[A block of data]
....
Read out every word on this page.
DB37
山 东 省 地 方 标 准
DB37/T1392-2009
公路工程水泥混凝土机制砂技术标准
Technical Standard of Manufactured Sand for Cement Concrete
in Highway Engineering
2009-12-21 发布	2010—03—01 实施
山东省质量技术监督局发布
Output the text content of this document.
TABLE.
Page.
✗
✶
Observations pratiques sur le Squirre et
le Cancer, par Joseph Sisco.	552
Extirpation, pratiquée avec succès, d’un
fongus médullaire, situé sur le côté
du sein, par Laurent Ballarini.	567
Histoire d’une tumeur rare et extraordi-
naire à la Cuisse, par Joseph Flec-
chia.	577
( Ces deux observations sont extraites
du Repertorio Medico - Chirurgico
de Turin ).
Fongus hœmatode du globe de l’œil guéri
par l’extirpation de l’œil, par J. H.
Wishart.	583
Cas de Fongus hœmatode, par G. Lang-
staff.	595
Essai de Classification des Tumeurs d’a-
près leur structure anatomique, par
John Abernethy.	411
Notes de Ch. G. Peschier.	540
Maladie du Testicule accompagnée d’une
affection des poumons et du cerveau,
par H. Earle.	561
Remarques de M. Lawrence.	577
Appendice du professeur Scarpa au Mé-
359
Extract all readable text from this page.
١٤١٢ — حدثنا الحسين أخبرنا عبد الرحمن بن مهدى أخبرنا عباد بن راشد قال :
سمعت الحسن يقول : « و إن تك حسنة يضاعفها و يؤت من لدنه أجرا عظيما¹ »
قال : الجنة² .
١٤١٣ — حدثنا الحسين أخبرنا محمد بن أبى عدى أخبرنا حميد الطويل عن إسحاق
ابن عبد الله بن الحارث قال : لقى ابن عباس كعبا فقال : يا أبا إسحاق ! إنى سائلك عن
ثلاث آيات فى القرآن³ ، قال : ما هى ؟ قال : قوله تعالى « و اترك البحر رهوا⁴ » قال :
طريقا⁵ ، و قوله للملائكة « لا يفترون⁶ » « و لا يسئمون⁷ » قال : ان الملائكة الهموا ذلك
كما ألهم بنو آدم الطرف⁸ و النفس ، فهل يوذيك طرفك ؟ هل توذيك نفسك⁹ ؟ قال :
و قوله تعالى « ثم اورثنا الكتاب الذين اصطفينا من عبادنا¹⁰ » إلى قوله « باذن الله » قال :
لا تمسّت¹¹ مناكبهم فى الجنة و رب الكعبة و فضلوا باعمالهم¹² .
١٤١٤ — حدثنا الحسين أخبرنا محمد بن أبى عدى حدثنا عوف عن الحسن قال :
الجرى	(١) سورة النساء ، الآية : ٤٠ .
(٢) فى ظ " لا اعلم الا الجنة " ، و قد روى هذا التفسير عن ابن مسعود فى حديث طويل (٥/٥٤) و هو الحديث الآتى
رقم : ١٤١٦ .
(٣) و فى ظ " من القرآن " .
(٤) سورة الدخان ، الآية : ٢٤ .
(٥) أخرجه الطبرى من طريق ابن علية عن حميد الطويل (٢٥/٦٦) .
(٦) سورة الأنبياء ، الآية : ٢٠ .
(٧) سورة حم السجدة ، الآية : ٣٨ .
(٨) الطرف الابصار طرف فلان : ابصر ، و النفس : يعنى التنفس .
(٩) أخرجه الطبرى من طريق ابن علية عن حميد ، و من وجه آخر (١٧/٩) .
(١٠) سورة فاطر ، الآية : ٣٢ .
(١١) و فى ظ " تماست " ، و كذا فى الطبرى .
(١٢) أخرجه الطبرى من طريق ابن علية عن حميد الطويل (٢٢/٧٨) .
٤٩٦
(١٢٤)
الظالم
....
Exercise requirements -
Some lines of the records may hold the word "الطبرى". How many do? Answer with a number and nothing else.

Final result -
4